Gestern Abend (12.08.2019) zeigte
Arte anlässlich des 120. Geburtstags (13. August 1899) des Regisseurs den
Hitchcock-Film „Suspicion“ (Verdacht) aus dem Jahre 1941.
Ich teile immer mehr die früher geäußerte Meinung meiner Ex-Frau, dass Alfred Hitchcock ein "kranker" Mann war. Selbstverständlich
war er außerdem ein Meisterregisseur, der immer wieder von neuem versucht hat, sein
Publikum zu manipulieren.
Seine Filme kreisen immer um das
mysteriöse Böse. So auch dieser Film, in dem der schöne Cary Grant den „Nichtsnutz“
Johnny spielt, der die feine Gesellschaft und dort vor allem die Frauen
frequentiert, um an ihr Geld zu kommen. Er ist in Wirklichkeit ein Spieler und geschickter
Erzähler von Lügengeschichten. Außerdem liebt er Krimis, seitdem er die
Krimi-Autorin Isobel Sedbusc, die im gleichen Ort in der englischen Grafschaft
Sussex wohnt wie er und seine Frau, persönlich kennt. Diese Frau mit dem
seltsamen Namen erinnert mich sehr an Agatha Christie.
Dieser Taugenichts, der nichts
anderes besitzt als seinen Charme, hat etwas Diabolisches. In der Romanvorlage „Before
the Fact“ von Francis Iles aus dem Jahr 1932 ist die Gestalt tatsächlich ein
Mörder. Hitchcock konstruiert seinen Film so, dass sich auch beim Publikum der
Verdacht immer mehr erhärtet, dass er die schüchterne Generalstochter Lina nur
deswegen heiratet, weil er so an ihr Erbe heranzukommen hofft. Das Happy End
wirkt aufgesetzt und unglaubwürdig. Der Verdacht bleibt.
Zwei Szenen blieben mir gestern
beim Sehen stark in Erinnerung: Erstens fiel mir auf, dass Johnny zu Beginn aus
dem Dunkeln auftaucht, als der Zug, in dem er durch einen Abteilwechsel Lina
begegnet, durch einen Tunnel fährt. Er sitzt der hübschen Frau, wie aus dem
Nichts kommend, plötzlich gegenüber. Sie leiht ihm sogar ein wenig Geld, damit
er den Zuschlag bezahlen kann, weil er nun in der ersten Klasse sitzt, aber nur
ein Billet für die zweite Klasse besitzt.

Gestellte Aufgabe 1: Schreib aus der Besprechung zu Hitchcocks „Suspicion“ den Teil ab, der mit den Worten beginnt, die „Ich teile immer“ enthalten, und mit „Publikum zu manipulieren.“ endet.
Gestellte Aufgabe 2: Schreib die Besprechung des Hitchcock-Films „Suspicion“ im Anschluss an ihren letzten Satz weiter.

Bereitgestelltes Material:
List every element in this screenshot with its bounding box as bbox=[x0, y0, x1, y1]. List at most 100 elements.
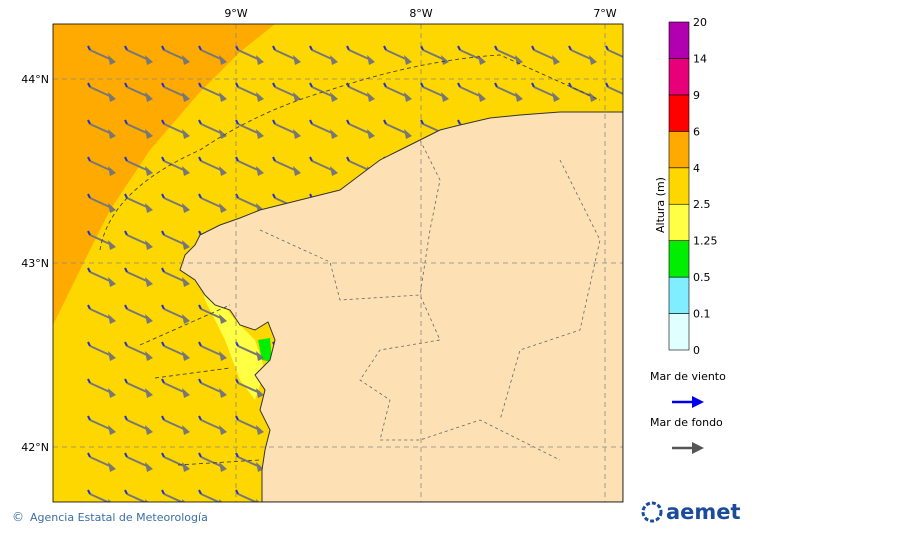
wind-arrow bbox=[235, 415, 239, 421]
wind-arrow bbox=[87, 156, 91, 162]
colorbar-segment bbox=[668, 313, 690, 351]
arrow-head bbox=[182, 388, 190, 398]
arrow bbox=[311, 49, 335, 61]
wind-arrow bbox=[420, 119, 424, 125]
wind-arrow bbox=[568, 45, 572, 51]
arrow-head bbox=[626, 166, 634, 176]
colorbar-tick: 6 bbox=[693, 125, 700, 138]
arrow-head bbox=[182, 425, 190, 435]
arrow-head bbox=[182, 129, 190, 139]
arrow-head bbox=[626, 314, 634, 324]
arrow bbox=[163, 382, 187, 394]
wind-arrow bbox=[457, 82, 461, 88]
arrow bbox=[89, 197, 113, 209]
arrow bbox=[274, 86, 298, 98]
wind-arrow bbox=[383, 45, 387, 51]
wind-arrow bbox=[198, 156, 202, 162]
wind-arrow bbox=[124, 45, 128, 51]
arrow-head bbox=[219, 462, 227, 472]
arrow-head bbox=[219, 129, 227, 139]
legend-label: Mar de viento bbox=[650, 370, 726, 383]
wind-arrow bbox=[494, 82, 498, 88]
arrow-head bbox=[182, 462, 190, 472]
arrow bbox=[200, 345, 224, 357]
arrow-head bbox=[182, 351, 190, 361]
colorbar-segment bbox=[668, 131, 690, 169]
arrow-head bbox=[367, 92, 375, 102]
arrow-head bbox=[256, 92, 264, 102]
wind-arrow bbox=[272, 119, 276, 125]
arrow bbox=[570, 49, 594, 61]
logo: aemet bbox=[641, 500, 741, 524]
colorbar-tick: 2.5 bbox=[693, 198, 711, 211]
arrow bbox=[237, 419, 261, 431]
arrow bbox=[126, 308, 150, 320]
arrow-head bbox=[108, 388, 116, 398]
arrow-head bbox=[330, 166, 338, 176]
credit: © bbox=[12, 510, 24, 524]
arrow-head bbox=[219, 55, 227, 65]
colorbar-segment bbox=[668, 276, 690, 314]
arrow-head bbox=[108, 92, 116, 102]
arrow-head bbox=[219, 203, 227, 213]
arrow bbox=[126, 197, 150, 209]
colorbar-tick: 0.1 bbox=[693, 308, 711, 321]
arrow-head bbox=[145, 499, 149, 502]
wind-arrow bbox=[161, 82, 165, 88]
arrow-head bbox=[404, 55, 412, 65]
arrow-head bbox=[478, 55, 486, 65]
colorbar-segment bbox=[668, 58, 690, 96]
arrow-head bbox=[219, 388, 227, 398]
lat-label: 43°N bbox=[21, 257, 49, 270]
wind-arrow bbox=[161, 452, 165, 458]
wind-arrow bbox=[198, 82, 202, 88]
arrow-head bbox=[256, 351, 264, 361]
arrow bbox=[200, 123, 224, 135]
wind-arrow bbox=[383, 82, 387, 88]
arrow-head bbox=[219, 92, 227, 102]
wind-arrow bbox=[272, 156, 276, 162]
wind-arrow bbox=[235, 193, 239, 199]
wind-arrow bbox=[124, 267, 128, 273]
wind-arrow bbox=[198, 304, 202, 310]
arrow-head bbox=[182, 314, 190, 324]
wind-arrow bbox=[198, 193, 202, 199]
arrow bbox=[89, 160, 113, 172]
wind-arrow bbox=[124, 489, 128, 495]
wind-arrow bbox=[272, 45, 276, 51]
wind-arrow bbox=[531, 82, 535, 88]
wind-arrow bbox=[605, 45, 609, 51]
arrow bbox=[163, 123, 187, 135]
legend-label: Mar de fondo bbox=[650, 416, 723, 429]
legend: Mar de viento Mar de fondo bbox=[650, 370, 726, 454]
wind-arrow bbox=[272, 82, 276, 88]
wind-arrow bbox=[198, 45, 202, 51]
arrow-head bbox=[293, 166, 301, 176]
arrow-head bbox=[219, 314, 227, 324]
wind-arrow bbox=[309, 82, 313, 88]
arrow bbox=[311, 123, 335, 135]
arrow bbox=[348, 123, 372, 135]
arrow-head bbox=[293, 129, 301, 139]
wind-arrow bbox=[87, 378, 91, 384]
wind-arrow bbox=[161, 267, 165, 273]
arrow-head bbox=[108, 462, 116, 472]
arrow bbox=[200, 493, 222, 502]
wind-arrow bbox=[124, 119, 128, 125]
arrow-head bbox=[256, 499, 260, 502]
arrow-head bbox=[626, 351, 634, 361]
wind-arrow bbox=[124, 193, 128, 199]
wind-arrow bbox=[87, 341, 91, 347]
arrow bbox=[163, 419, 187, 431]
arrow-head bbox=[182, 55, 190, 65]
arrow-head bbox=[108, 55, 116, 65]
arrow-head bbox=[404, 92, 412, 102]
arrow bbox=[237, 197, 261, 209]
wind-arrow bbox=[309, 119, 313, 125]
colorbar-tick: 20 bbox=[693, 16, 707, 29]
arrow bbox=[496, 49, 520, 61]
wind-arrow bbox=[161, 156, 165, 162]
arrow bbox=[607, 49, 623, 58]
arrow-head bbox=[182, 499, 186, 502]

Ergebnis 1:
Ich teile immer mehr die früher geäußerte Meinung meiner Ex-Frau, dass Alfred Hitchcock ein "kranker" Mann war. Selbstverständlich
war er außerdem ein Meisterregisseur, der immer wieder von neuem versucht hat, sein
Publikum zu manipulieren.

Ergebnis 2:
Schon hier kann Verdacht
aufkommen: Gehört dieser Mann wirklich zur Oberklasse, oder ist er nur ein Heiratsschwindler,
der gut aussieht? Auch dass er ein Lügner ist, erkennt man in dieser Szene
schnell. Nur die unschuldige Lina fällt auf ihn herein.
Die entscheidende Szene kommt
später: Lina will mit ihren Eltern gerade in die Kirche gehen, als sie wieder
auf den charmanten Mann trifft. Sie lässt sich tatsächlich von ihrem
ursprünglichen Vorhaben abbringen und macht einen Spaziergang mit Johnny, bei
dem sie sich in ihn verliebt. Diese Liebe scheint gegenseitig zu sein, denn von
nun an bleibt Johnny ihr offenbar treu, auch wenn mir auffällt, dass er oft weg
ist und auch dem jungen Hausmädchen schöne Augen und Geschenke macht.
Hitchcock, der die Perspektive
Linas einnimmt, mit der sich das Publikum identifiziert, schafft es, den
Verdacht, dass Johnny Böses im Schilde führt, bis zum Schluss zu steigern.
Als kritischer Zuschauer
durchschaut man natürlich die Absicht des Films, lässt sich aber dennoch zum
Teil mitreißen, als wäre es ein angenehmer Grusel, manipuliert zu werden. Eine
Meisterin in der Manipulation der Gefühle der Leser war ja auch Agatha
Christie, die in ihren Krimis den Verdacht auf beinahe jede ihrer Figuren zu
lenken verstand, weil jede irgendwelche verborgenen Abgründe in der Seele
hatte.
Der Hitchcock-Film lebt durch den
Kontrast zwischen dem schönen Lügner und Verführer Johnny auf der einen Seite und
der unschuldigen, naiven Lina auf der anderen, die erst allmählich zu ahnen
beginnt, wer Johnny wirklich ist, in den sie sich so heillos verliebt hat.
Biblisch ausgedrückt, ist Johnny Luzifer,
der in der idyllischen Landschaft von Sussex, also einem zweiten Paradies, die
unschuldige Eva verführt. Die eigentliche Verführungsszene findet tatsächlich unter
einem Baum auf einer Anhöhe statt, wohin Johnny die blonde Christin, die
eigentlich mit ihren Eltern in die Kirche gehen wollte, geführt hatte.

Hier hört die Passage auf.